Перепечатайте из отрывка о романе «Ада» фрагмент между словами «Воссоздание прошлого, извлекаемого» и «блаженстве идеальной любви.» включительно.

Отрывок »
--- --- ---

Эстотия, родина набоковских героев, сочетает в себе атрибуты индустриальной американизированной цивилизации XX века – небоскребы, автомобили, самолеты, кинематограф, психоанализ – с реалиями дореволюционной России. Последние особенно значимы в первой части романа, почти целиком посвященной любовной идиллии Вана и Ады в их родовом поместье Ардис-Холл. Неторопливый, размеренный быт роскошной усадьбы, обслуживаемой многочисленной челядью, чинные семейные обеды – с водочкой, салфеточной икрой и рябчиками, шумные и веселые пикники на буколических лужайках, неизбежные темные аллеи родового парка – свидетели жарких поцелуев, пылких объятий и куда более изощренных ласк, которыми одаривают друг друга набоковские герои, – весь этот дачно-усадебный рай вновь воскрешает неправдоподобно-идеальную, сказочную Россию набоковского детства, воспетую писателем в «Машеньке» и «Других берегах».

Воссоздание прошлого, извлекаемого из туманного небытия фантазией художника, обретение цельности бытия в творчестве – именно эти темы одухотворяют лучшие страницы «Ады», которая местами воспринимается как вдохновенная лирическая поэма, поэтическая утопия о бесконечном блаженстве идеальной любви.

В то же время (чего уж тут греха таить) «оптимистическая вариация „Лолиты“» (так называл «Аду» сам автор) представляет собой крепкий орешек. Пышно разукрашенный россыпью двух– и трехъязычных каламбуров (зачастую непереводимых, типа мадемуазель Кондор – con d'or), расцвеченный красочной лингвистической пиротехникой, перенасыщенный литературными шарадами и диковинными анаграммами, в которых зашифрованы имена известных и малоизвестных литераторов (чаще всего это литературные антагонисты Набокова, представители ненавистной ему «литературы Больших идей»), набоковский текст предполагает не жадное заглатывание, а усидчивое и неторопливое чтение и перечитывание. «Сложное, восхитительное и никчемное» искусство изящных розыгрышей, коварных мистификаций и обманчивых словесных миражей, которое так любил Набоков, доведено в романе до «дьявольской тонкости», что превращает процесс его чтения в азартное и захватывающее предприятие, сравнимое разве что с блужданием по умопомрачительному лабиринту, полному хитрых ловушек и западней, – в горячечных поисках несметных сокровищ, с лихвой вознаграждающих нашедшего их смельчака за перенесенные испытания.

--- --- ---

Исходные данные »

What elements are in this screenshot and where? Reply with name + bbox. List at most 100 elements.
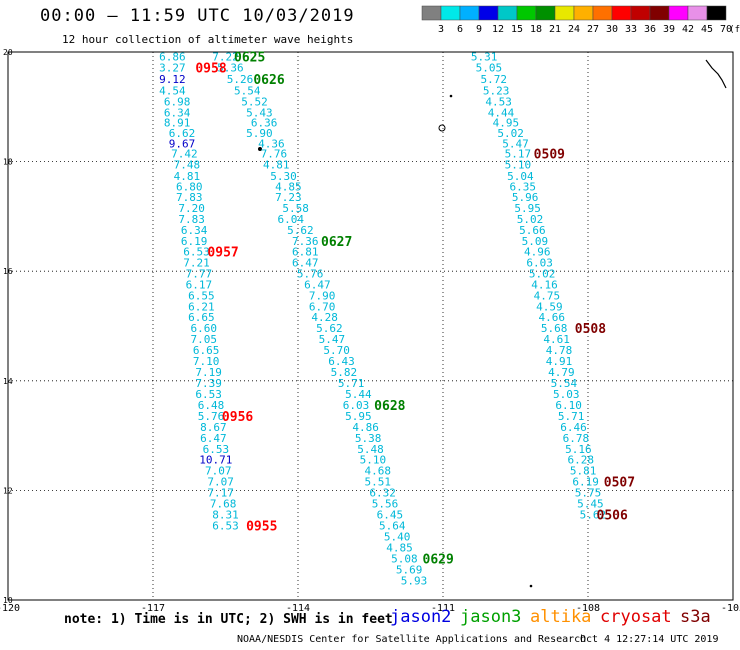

--- --- ---

Готовое решение »
Воссоздание прошлого, извлекаемого из туманного небытия фантазией художника, обретение цельности бытия в творчестве – именно эти темы одухотворяют лучшие страницы «Ады», которая местами воспринимается как вдохновенная лирическая поэма, поэтическая утопия о бесконечном блаженстве идеальной любви.